_TASK BRIEF_
Quote the whole listing word for word, please.

>>>>>

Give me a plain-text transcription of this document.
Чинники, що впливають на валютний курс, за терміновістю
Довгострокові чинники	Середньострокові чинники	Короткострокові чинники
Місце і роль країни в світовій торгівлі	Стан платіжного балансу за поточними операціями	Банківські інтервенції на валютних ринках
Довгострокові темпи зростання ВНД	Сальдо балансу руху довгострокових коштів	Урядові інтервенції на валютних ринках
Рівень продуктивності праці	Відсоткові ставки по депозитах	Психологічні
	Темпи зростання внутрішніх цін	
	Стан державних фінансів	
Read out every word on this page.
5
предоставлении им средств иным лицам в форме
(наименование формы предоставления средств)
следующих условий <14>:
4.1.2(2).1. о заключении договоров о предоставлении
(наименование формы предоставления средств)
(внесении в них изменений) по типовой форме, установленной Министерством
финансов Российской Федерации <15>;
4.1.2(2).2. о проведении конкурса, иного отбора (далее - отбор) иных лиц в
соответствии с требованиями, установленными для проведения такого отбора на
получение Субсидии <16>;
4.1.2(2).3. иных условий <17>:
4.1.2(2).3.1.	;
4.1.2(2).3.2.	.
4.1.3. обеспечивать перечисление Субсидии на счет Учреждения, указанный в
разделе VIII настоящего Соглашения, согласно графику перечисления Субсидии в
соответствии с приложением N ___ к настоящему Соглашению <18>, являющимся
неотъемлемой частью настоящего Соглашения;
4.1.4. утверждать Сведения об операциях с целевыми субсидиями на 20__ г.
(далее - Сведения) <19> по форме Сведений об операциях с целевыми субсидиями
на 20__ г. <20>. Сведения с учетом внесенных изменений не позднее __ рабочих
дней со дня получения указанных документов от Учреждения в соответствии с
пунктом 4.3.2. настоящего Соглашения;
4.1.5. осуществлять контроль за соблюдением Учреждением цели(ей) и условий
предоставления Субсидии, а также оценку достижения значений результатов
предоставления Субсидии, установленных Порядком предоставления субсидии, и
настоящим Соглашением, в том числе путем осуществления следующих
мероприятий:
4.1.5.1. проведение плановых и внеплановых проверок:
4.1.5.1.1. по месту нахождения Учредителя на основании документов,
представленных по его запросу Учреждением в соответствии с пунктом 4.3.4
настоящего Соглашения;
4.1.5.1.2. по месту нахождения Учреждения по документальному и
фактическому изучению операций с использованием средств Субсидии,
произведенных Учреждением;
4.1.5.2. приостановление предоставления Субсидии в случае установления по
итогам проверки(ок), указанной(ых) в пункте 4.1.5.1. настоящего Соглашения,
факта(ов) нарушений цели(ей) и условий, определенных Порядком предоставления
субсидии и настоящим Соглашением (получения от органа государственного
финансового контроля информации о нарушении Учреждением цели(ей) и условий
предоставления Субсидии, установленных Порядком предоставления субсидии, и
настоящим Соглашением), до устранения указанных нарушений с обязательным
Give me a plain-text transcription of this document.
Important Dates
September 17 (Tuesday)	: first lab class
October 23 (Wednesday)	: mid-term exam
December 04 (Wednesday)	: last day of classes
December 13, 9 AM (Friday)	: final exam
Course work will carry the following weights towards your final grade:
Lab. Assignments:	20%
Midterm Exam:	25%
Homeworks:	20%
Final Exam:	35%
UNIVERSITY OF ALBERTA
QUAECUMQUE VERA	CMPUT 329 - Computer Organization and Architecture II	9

<<<<<

_EXERCISE RESPONSE_
Give me a plain-text transcription of this document.
Чинники, що впливають на валютний курс, за терміновістю
Довгострокові чинники	Середньострокові чинники	Короткострокові чинники
Місце і роль країни в світовій торгівлі	Стан платіжного балансу за поточними операціями	Банківські інтервенції на валютних ринках
Довгострокові темпи зростання ВНД	Сальдо балансу руху довгострокових коштів	Урядові інтервенції на валютних ринках
Рівень продуктивності праці	Відсоткові ставки по депозитах	Психологічні
	Темпи зростання внутрішніх цін	
	Стан державних фінансів	
Read out every word on this page.
5
предоставлении им средств иным лицам в форме
(наименование формы предоставления средств)
следующих условий <14>:
4.1.2(2).1. о заключении договоров о предоставлении
(наименование формы предоставления средств)
(внесении в них изменений) по типовой форме, установленной Министерством
финансов Российской Федерации <15>;
4.1.2(2).2. о проведении конкурса, иного отбора (далее - отбор) иных лиц в
соответствии с требованиями, установленными для проведения такого отбора на
получение Субсидии <16>;
4.1.2(2).3. иных условий <17>:
4.1.2(2).3.1.	;
4.1.2(2).3.2.	.
4.1.3. обеспечивать перечисление Субсидии на счет Учреждения, указанный в
разделе VIII настоящего Соглашения, согласно графику перечисления Субсидии в
соответствии с приложением N ___ к настоящему Соглашению <18>, являющимся
неотъемлемой частью настоящего Соглашения;
4.1.4. утверждать Сведения об операциях с целевыми субсидиями на 20__ г.
(далее - Сведения) <19> по форме Сведений об операциях с целевыми субсидиями
на 20__ г. <20>. Сведения с учетом внесенных изменений не позднее __ рабочих
дней со дня получения указанных документов от Учреждения в соответствии с
пунктом 4.3.2. настоящего Соглашения;
4.1.5. осуществлять контроль за соблюдением Учреждением цели(ей) и условий
предоставления Субсидии, а также оценку достижения значений результатов
предоставления Субсидии, установленных Порядком предоставления субсидии, и
настоящим Соглашением, в том числе путем осуществления следующих
мероприятий:
4.1.5.1. проведение плановых и внеплановых проверок:
4.1.5.1.1. по месту нахождения Учредителя на основании документов,
представленных по его запросу Учреждением в соответствии с пунктом 4.3.4
настоящего Соглашения;
4.1.5.1.2. по месту нахождения Учреждения по документальному и
фактическому изучению операций с использованием средств Субсидии,
произведенных Учреждением;
4.1.5.2. приостановление предоставления Субсидии в случае установления по
итогам проверки(ок), указанной(ых) в пункте 4.1.5.1. настоящего Соглашения,
факта(ов) нарушений цели(ей) и условий, определенных Порядком предоставления
субсидии и настоящим Соглашением (получения от органа государственного
финансового контроля информации о нарушении Учреждением цели(ей) и условий
предоставления Субсидии, установленных Порядком предоставления субсидии, и
настоящим Соглашением), до устранения указанных нарушений с обязательным
Give me a plain-text transcription of this document.
Important Dates
September 17 (Tuesday)	: first lab class
October 23 (Wednesday)	: mid-term exam
December 04 (Wednesday)	: last day of classes
December 13, 9 AM (Friday)	: final exam
Course work will carry the following weights towards your final grade:
Lab. Assignments:	20%
Midterm Exam:	25%
Homeworks:	20%
Final Exam:	35%
UNIVERSITY OF ALBERTA
QUAECUMQUE VERA	CMPUT 329 - Computer Organization and Architecture II	9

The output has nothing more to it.